▸ Stated exercise
Every line with the word "advising" in it should be extracted from the data that follows.

▸ Record excerpts

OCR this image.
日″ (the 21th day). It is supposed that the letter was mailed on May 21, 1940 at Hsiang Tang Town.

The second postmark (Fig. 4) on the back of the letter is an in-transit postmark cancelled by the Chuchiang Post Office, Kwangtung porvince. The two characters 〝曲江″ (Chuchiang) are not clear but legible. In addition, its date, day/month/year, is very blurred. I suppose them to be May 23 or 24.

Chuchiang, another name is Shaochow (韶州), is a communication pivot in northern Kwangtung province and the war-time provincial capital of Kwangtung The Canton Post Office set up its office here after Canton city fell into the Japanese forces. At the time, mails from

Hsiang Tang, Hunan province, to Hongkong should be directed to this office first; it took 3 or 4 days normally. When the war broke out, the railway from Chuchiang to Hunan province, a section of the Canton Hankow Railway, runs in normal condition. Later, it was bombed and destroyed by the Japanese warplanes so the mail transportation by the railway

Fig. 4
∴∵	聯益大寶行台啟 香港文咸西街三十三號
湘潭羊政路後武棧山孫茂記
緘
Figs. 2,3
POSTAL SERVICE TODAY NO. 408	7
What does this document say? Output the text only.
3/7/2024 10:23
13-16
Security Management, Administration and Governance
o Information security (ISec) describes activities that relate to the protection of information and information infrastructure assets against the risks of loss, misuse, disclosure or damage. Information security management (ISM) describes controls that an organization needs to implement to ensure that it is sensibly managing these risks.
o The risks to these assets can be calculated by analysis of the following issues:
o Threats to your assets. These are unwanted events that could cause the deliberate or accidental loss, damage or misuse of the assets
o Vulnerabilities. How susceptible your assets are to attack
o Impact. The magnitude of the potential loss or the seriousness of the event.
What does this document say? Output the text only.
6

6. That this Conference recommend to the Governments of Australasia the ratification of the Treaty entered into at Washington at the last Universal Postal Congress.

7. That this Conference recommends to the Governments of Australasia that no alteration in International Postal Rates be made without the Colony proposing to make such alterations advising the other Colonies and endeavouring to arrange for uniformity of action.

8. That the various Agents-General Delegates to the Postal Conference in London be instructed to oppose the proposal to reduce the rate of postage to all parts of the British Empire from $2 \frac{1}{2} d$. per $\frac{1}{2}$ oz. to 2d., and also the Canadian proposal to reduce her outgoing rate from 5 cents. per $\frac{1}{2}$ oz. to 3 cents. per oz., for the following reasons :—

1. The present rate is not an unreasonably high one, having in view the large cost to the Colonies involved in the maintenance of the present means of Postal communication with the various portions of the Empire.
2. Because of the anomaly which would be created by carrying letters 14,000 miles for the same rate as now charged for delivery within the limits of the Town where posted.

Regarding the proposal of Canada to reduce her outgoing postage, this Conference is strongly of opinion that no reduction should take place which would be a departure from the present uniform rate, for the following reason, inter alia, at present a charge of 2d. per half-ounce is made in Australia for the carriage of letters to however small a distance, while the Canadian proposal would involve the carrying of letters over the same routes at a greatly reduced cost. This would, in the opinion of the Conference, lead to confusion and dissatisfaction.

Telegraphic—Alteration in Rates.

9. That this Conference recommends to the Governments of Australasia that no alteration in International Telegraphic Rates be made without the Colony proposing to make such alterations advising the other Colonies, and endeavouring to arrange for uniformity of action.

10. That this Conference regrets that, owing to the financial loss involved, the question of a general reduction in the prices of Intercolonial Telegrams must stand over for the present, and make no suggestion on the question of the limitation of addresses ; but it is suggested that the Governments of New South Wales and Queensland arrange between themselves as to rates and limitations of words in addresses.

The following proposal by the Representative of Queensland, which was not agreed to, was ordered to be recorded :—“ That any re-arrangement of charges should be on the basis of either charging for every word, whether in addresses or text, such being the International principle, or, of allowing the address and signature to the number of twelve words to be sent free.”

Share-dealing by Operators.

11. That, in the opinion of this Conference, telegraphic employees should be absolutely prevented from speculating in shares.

▸ The answer
7. That this Conference recommends to the Governments of Australasia that no alteration in International Postal Rates be made without the Colony proposing to make such alterations advising the other Colonies and endeavouring to arrange for uniformity of action.
9. That this Conference recommends to the Governments of Australasia that no alteration in International Telegraphic Rates be made without the Colony proposing to make such alterations advising the other Colonies, and endeavouring to arrange for uniformity of action.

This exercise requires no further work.